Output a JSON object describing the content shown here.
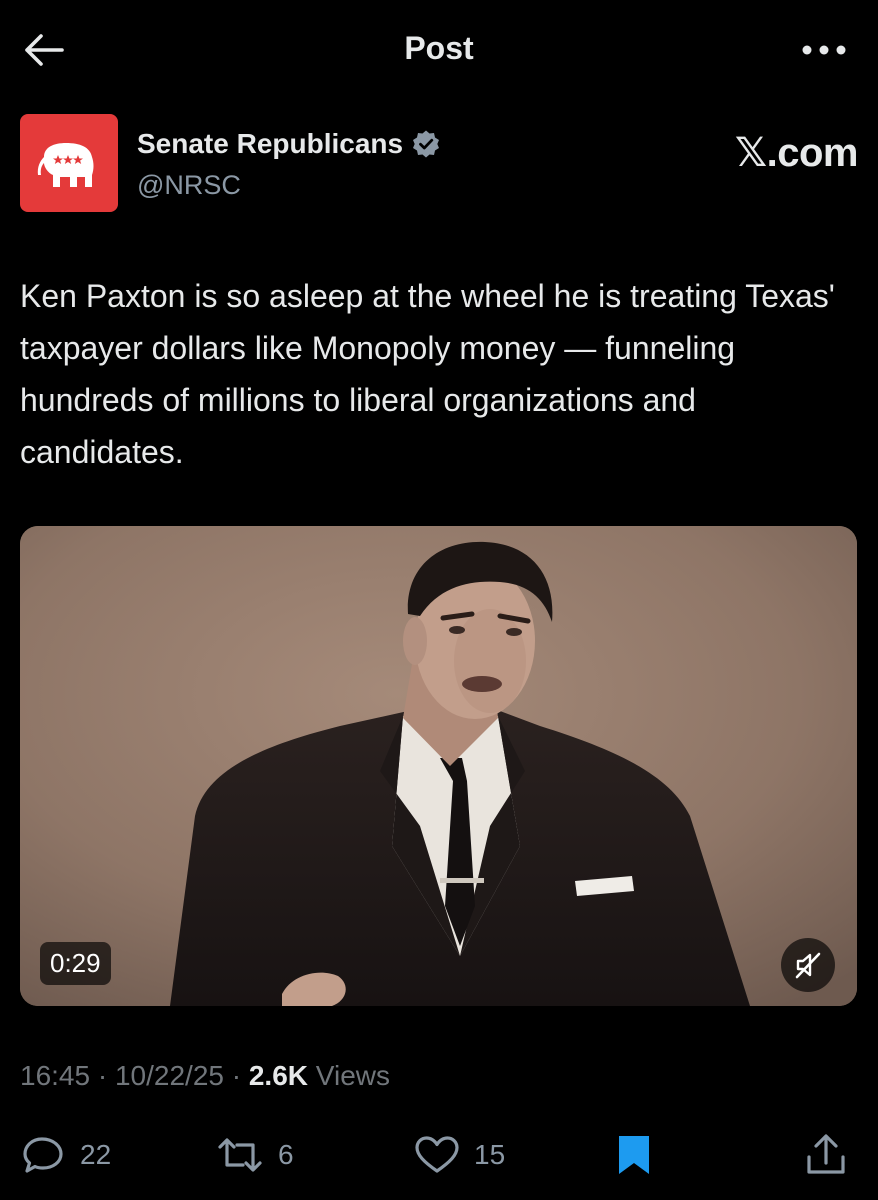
{
  "header": {
    "title": "Post",
    "back_icon": "arrow-left-icon",
    "more_icon": "more-horizontal-icon"
  },
  "author": {
    "name": "Senate Republicans",
    "handle": "@NRSC",
    "verified": true,
    "avatar_bg": "#e43a3a",
    "avatar_icon": "elephant-logo-icon"
  },
  "watermark": "𝕏.com",
  "post": {
    "text": "Ken Paxton is so asleep at the wheel he is treating Texas' taxpayer dollars like Monopoly money — funneling hundreds of millions to liberal organizations and candidates."
  },
  "media": {
    "duration": "0:29",
    "muted": true
  },
  "meta": {
    "time": "16:45",
    "separator": "·",
    "date": "10/22/25",
    "views_count": "2.6K",
    "views_label": "Views"
  },
  "actions": {
    "replies": "22",
    "reposts": "6",
    "likes": "15",
    "bookmarked": true,
    "accent": "#1d9bf0"
  }
}
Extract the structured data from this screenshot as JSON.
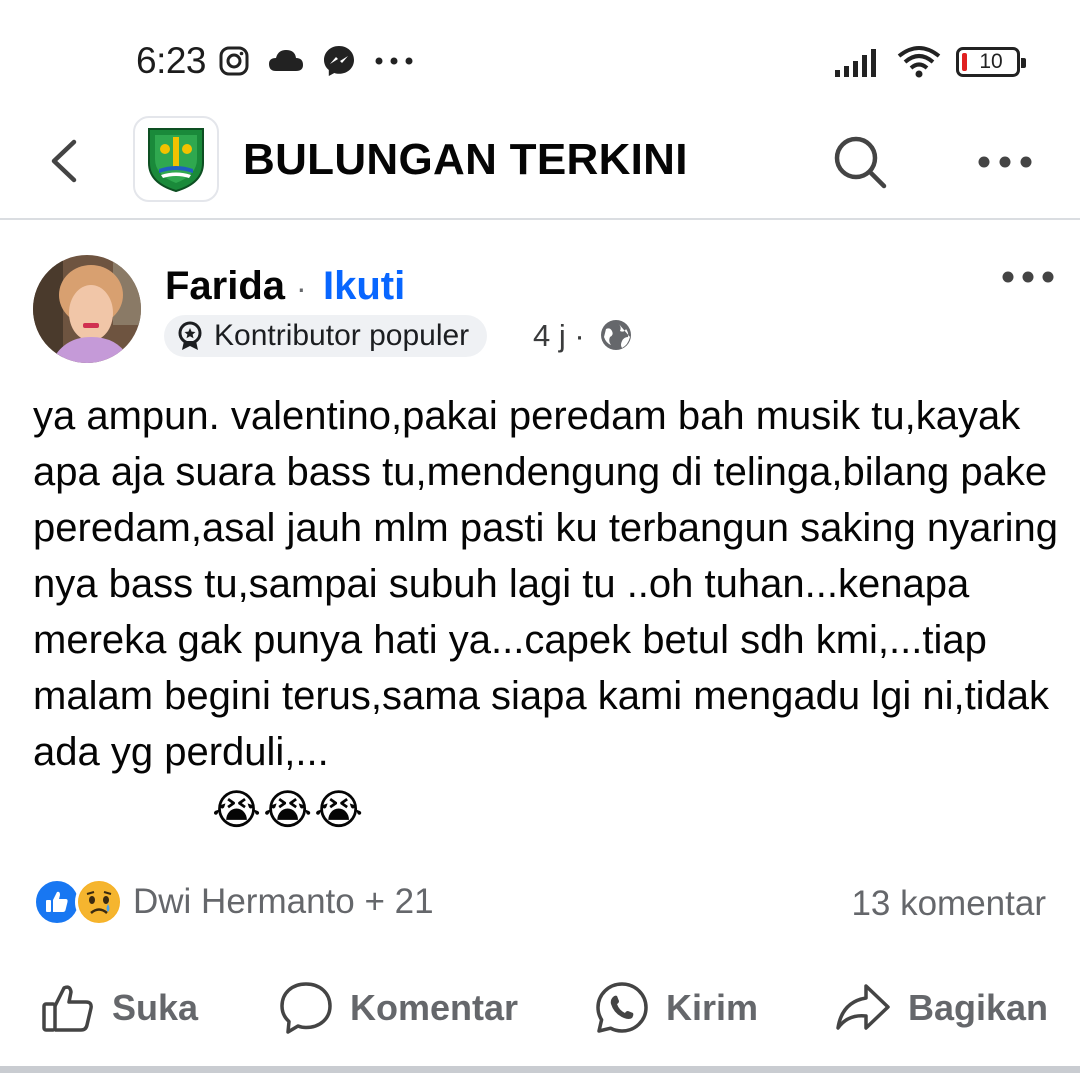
{
  "status_bar": {
    "time": "6:23",
    "battery": "10",
    "icons": [
      "instagram-icon",
      "cloud-icon",
      "messenger-icon",
      "more-dots-icon",
      "signal-icon",
      "wifi-icon",
      "battery-icon"
    ]
  },
  "header": {
    "title": "BULUNGAN TERKINI",
    "icons": [
      "back-icon",
      "page-logo",
      "search-icon",
      "more-icon"
    ]
  },
  "post": {
    "author": "Farida",
    "separator": "·",
    "follow_label": "Ikuti",
    "badge_label": "Kontributor populer",
    "time": "4 j ·",
    "body": "ya ampun. valentino,pakai peredam bah musik tu,kayak apa aja suara bass tu,mendengung di telinga,bilang pake peredam,asal jauh mlm pasti ku terbangun saking nyaring nya bass tu,sampai subuh lagi tu ..oh tuhan...kenapa mereka gak punya hati ya...capek betul sdh kmi,...tiap malam begini terus,sama siapa kami mengadu lgi ni,tidak ada yg perduli,...",
    "emojis": [
      "😭",
      "😭",
      "😭"
    ],
    "reactions_text": "Dwi Hermanto + 21",
    "comments_text": "13 komentar"
  },
  "actions": {
    "like_label": "Suka",
    "comment_label": "Komentar",
    "send_label": "Kirim",
    "share_label": "Bagikan"
  },
  "colors": {
    "accent": "#0866ff",
    "secondary_text": "#65676b",
    "divider": "#dadde1"
  }
}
══════════════════════════════
GIVEN EXERCISE —
Keep the pictures out of your copy, and repeat every entry above exactly.

COMPLETED EXERCISE —
Output a JSON object describing the content shown here.
{
  "header": {
    "title": "Post",
    "back_icon": "arrow-left-icon",
    "more_icon": "more-horizontal-icon"
  },
  "author": {
    "name": "Senate Republicans",
    "handle": "@NRSC",
    "verified": true,
    "avatar_bg": "#e43a3a",
    "avatar_icon": "elephant-logo-icon"
  },
  "watermark": "𝕏.com",
  "post": {
    "text": "Ken Paxton is so asleep at the wheel he is treating Texas' taxpayer dollars like Monopoly money — funneling hundreds of millions to liberal organizations and candidates."
  },
  "media": {
    "duration": "0:29",
    "muted": true
  },
  "meta": {
    "time": "16:45",
    "separator": "·",
    "date": "10/22/25",
    "views_count": "2.6K",
    "views_label": "Views"
  },
  "actions": {
    "replies": "22",
    "reposts": "6",
    "likes": "15",
    "bookmarked": true,
    "accent": "#1d9bf0"
  }
}
Extract the structured data from this screenshot as JSON.
{
  "status_bar": {
    "time": "6:23",
    "battery": "10",
    "icons": [
      "instagram-icon",
      "cloud-icon",
      "messenger-icon",
      "more-dots-icon",
      "signal-icon",
      "wifi-icon",
      "battery-icon"
    ]
  },
  "header": {
    "title": "BULUNGAN TERKINI",
    "icons": [
      "back-icon",
      "page-logo",
      "search-icon",
      "more-icon"
    ]
  },
  "post": {
    "author": "Farida",
    "separator": "·",
    "follow_label": "Ikuti",
    "badge_label": "Kontributor populer",
    "time": "4 j ·",
    "body": "ya ampun. valentino,pakai peredam bah musik tu,kayak apa aja suara bass tu,mendengung di telinga,bilang pake peredam,asal jauh mlm pasti ku terbangun saking nyaring nya bass tu,sampai subuh lagi tu ..oh tuhan...kenapa mereka gak punya hati ya...capek betul sdh kmi,...tiap malam begini terus,sama siapa kami mengadu lgi ni,tidak ada yg perduli,...",
    "emojis": [
      "😭",
      "😭",
      "😭"
    ],
    "reactions_text": "Dwi Hermanto + 21",
    "comments_text": "13 komentar"
  },
  "actions": {
    "like_label": "Suka",
    "comment_label": "Komentar",
    "send_label": "Kirim",
    "share_label": "Bagikan"
  },
  "colors": {
    "accent": "#0866ff",
    "secondary_text": "#65676b",
    "divider": "#dadde1"
  }
}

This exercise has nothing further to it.